> BRIEF
Provide nothing but the number of lines containing the string "intérieurs".

(Data listing)
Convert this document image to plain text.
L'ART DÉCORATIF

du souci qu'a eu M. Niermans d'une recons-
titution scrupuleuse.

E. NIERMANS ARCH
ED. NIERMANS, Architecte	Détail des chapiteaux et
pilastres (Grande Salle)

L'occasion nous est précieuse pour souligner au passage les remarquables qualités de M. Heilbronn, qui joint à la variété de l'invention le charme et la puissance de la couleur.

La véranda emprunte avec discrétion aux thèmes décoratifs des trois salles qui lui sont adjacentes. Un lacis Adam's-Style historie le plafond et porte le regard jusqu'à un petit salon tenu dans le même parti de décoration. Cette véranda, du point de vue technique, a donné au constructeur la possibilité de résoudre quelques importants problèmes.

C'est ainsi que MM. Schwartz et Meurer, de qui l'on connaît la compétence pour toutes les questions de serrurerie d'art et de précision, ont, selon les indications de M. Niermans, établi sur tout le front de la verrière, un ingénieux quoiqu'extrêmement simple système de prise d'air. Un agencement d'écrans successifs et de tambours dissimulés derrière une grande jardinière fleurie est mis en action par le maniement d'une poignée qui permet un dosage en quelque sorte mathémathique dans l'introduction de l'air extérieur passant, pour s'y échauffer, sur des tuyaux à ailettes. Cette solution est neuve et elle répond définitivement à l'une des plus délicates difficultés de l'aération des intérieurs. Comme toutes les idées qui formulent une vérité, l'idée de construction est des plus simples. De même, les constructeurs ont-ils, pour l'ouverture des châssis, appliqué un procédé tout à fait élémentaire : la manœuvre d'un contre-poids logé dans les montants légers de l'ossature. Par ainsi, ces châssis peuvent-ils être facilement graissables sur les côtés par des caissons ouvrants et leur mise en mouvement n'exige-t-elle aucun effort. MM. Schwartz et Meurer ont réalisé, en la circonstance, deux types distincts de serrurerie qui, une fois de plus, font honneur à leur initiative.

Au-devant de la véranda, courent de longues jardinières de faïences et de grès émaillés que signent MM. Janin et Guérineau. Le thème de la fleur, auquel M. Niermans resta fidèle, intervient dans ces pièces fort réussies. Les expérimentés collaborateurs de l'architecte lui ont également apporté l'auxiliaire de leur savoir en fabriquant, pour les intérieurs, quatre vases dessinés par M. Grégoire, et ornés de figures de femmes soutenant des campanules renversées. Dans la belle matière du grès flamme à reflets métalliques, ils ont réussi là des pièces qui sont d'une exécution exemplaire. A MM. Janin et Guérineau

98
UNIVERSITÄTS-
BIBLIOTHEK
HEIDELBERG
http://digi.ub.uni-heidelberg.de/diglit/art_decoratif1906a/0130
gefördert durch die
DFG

> WRITTEN REPLY
2